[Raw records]
━━━━━━━━━━━━━━━━━━━━━━━━━━━━━━

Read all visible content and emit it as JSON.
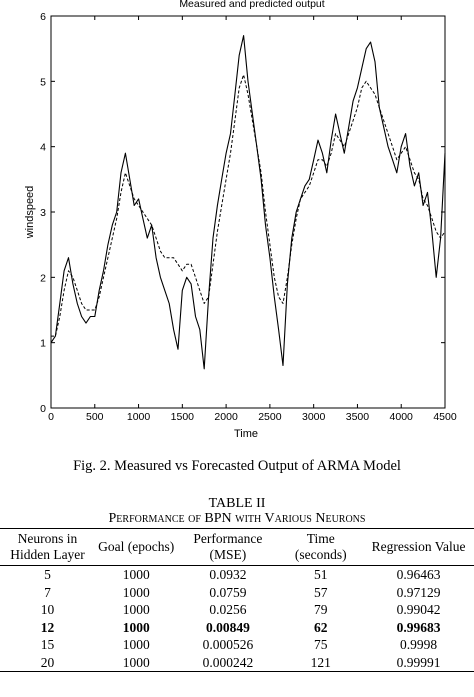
{
  "chart_data": {
    "type": "line",
    "title": "Measured and predicted output",
    "xlabel": "Time",
    "ylabel": "windspeed",
    "xlim": [
      0,
      4500
    ],
    "ylim": [
      0,
      6
    ],
    "xticks": [
      0,
      500,
      1000,
      1500,
      2000,
      2500,
      3000,
      3500,
      4000,
      4500
    ],
    "yticks": [
      0,
      1,
      2,
      3,
      4,
      5,
      6
    ],
    "grid": false,
    "series": [
      {
        "style": "solid",
        "x": [
          0,
          50,
          100,
          150,
          200,
          250,
          300,
          350,
          400,
          450,
          500,
          550,
          600,
          650,
          700,
          750,
          800,
          850,
          900,
          950,
          1000,
          1050,
          1100,
          1150,
          1200,
          1250,
          1300,
          1350,
          1400,
          1450,
          1500,
          1550,
          1600,
          1650,
          1700,
          1750,
          1800,
          1850,
          1900,
          1950,
          2000,
          2050,
          2100,
          2150,
          2200,
          2250,
          2300,
          2350,
          2400,
          2450,
          2500,
          2550,
          2600,
          2650,
          2700,
          2750,
          2800,
          2850,
          2900,
          2950,
          3000,
          3050,
          3100,
          3150,
          3200,
          3250,
          3300,
          3350,
          3400,
          3450,
          3500,
          3550,
          3600,
          3650,
          3700,
          3750,
          3800,
          3850,
          3900,
          3950,
          4000,
          4050,
          4100,
          4150,
          4200,
          4250,
          4300,
          4350,
          4400,
          4450,
          4500
        ],
        "y": [
          1.0,
          1.1,
          1.6,
          2.1,
          2.3,
          1.9,
          1.6,
          1.4,
          1.3,
          1.4,
          1.4,
          1.8,
          2.1,
          2.5,
          2.8,
          3.0,
          3.6,
          3.9,
          3.5,
          3.1,
          3.2,
          2.9,
          2.6,
          2.8,
          2.3,
          2.0,
          1.8,
          1.6,
          1.2,
          0.9,
          1.8,
          2.0,
          1.9,
          1.4,
          1.2,
          0.6,
          1.7,
          2.6,
          3.1,
          3.5,
          3.9,
          4.2,
          4.8,
          5.4,
          5.7,
          5.0,
          4.5,
          4.0,
          3.5,
          2.8,
          2.3,
          1.7,
          1.2,
          0.65,
          1.9,
          2.6,
          3.0,
          3.2,
          3.4,
          3.5,
          3.8,
          4.1,
          3.9,
          3.6,
          4.1,
          4.5,
          4.2,
          3.9,
          4.3,
          4.7,
          4.9,
          5.2,
          5.5,
          5.6,
          5.3,
          4.6,
          4.3,
          4.0,
          3.8,
          3.6,
          4.0,
          4.2,
          3.7,
          3.4,
          3.6,
          3.1,
          3.3,
          2.7,
          2.0,
          2.6,
          3.9
        ]
      },
      {
        "style": "dashed",
        "x": [
          0,
          50,
          100,
          150,
          200,
          250,
          300,
          350,
          400,
          450,
          500,
          550,
          600,
          650,
          700,
          750,
          800,
          850,
          900,
          950,
          1000,
          1050,
          1100,
          1150,
          1200,
          1250,
          1300,
          1350,
          1400,
          1450,
          1500,
          1550,
          1600,
          1650,
          1700,
          1750,
          1800,
          1850,
          1900,
          1950,
          2000,
          2050,
          2100,
          2150,
          2200,
          2250,
          2300,
          2350,
          2400,
          2450,
          2500,
          2550,
          2600,
          2650,
          2700,
          2750,
          2800,
          2850,
          2900,
          2950,
          3000,
          3050,
          3100,
          3150,
          3200,
          3250,
          3300,
          3350,
          3400,
          3450,
          3500,
          3550,
          3600,
          3650,
          3700,
          3750,
          3800,
          3850,
          3900,
          3950,
          4000,
          4050,
          4100,
          4150,
          4200,
          4250,
          4300,
          4350,
          4400,
          4450,
          4500
        ],
        "y": [
          1.1,
          1.1,
          1.4,
          1.8,
          2.1,
          2.0,
          1.8,
          1.6,
          1.5,
          1.5,
          1.5,
          1.7,
          2.0,
          2.3,
          2.6,
          2.9,
          3.3,
          3.6,
          3.4,
          3.2,
          3.1,
          3.0,
          2.9,
          2.8,
          2.6,
          2.4,
          2.3,
          2.3,
          2.3,
          2.2,
          2.1,
          2.2,
          2.2,
          2.0,
          1.8,
          1.6,
          1.7,
          2.2,
          2.7,
          3.1,
          3.5,
          3.9,
          4.4,
          4.9,
          5.1,
          4.8,
          4.4,
          4.0,
          3.6,
          3.0,
          2.5,
          2.0,
          1.7,
          1.6,
          2.0,
          2.5,
          2.9,
          3.2,
          3.3,
          3.4,
          3.6,
          3.8,
          3.8,
          3.7,
          3.9,
          4.2,
          4.1,
          4.0,
          4.2,
          4.4,
          4.6,
          4.9,
          5.0,
          4.9,
          4.8,
          4.6,
          4.4,
          4.2,
          4.0,
          3.8,
          3.9,
          4.0,
          3.8,
          3.6,
          3.5,
          3.2,
          3.1,
          2.9,
          2.7,
          2.6,
          2.7
        ]
      }
    ]
  },
  "figure": {
    "caption": "Fig. 2. Measured vs Forecasted Output of ARMA Model"
  },
  "table": {
    "title": "TABLE II",
    "subtitle": "Performance of BPN with Various Neurons",
    "columns": [
      "Neurons in Hidden Layer",
      "Goal (epochs)",
      "Performance (MSE)",
      "Time (seconds)",
      "Regression Value"
    ],
    "rows": [
      [
        "5",
        "1000",
        "0.0932",
        "51",
        "0.96463"
      ],
      [
        "7",
        "1000",
        "0.0759",
        "57",
        "0.97129"
      ],
      [
        "10",
        "1000",
        "0.0256",
        "79",
        "0.99042"
      ],
      [
        "12",
        "1000",
        "0.00849",
        "62",
        "0.99683"
      ],
      [
        "15",
        "1000",
        "0.000526",
        "75",
        "0.9998"
      ],
      [
        "20",
        "1000",
        "0.000242",
        "121",
        "0.99991"
      ]
    ],
    "bold_row_index": 3
  }
}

━━━━━━━━━━━━━━━━━━━━━━━━━━━━━━

Within the data above, pick out all lines holding the word "Neurons".

    "subtitle": "Performance of BPN with Various Neurons",
      "Neurons in Hidden Layer",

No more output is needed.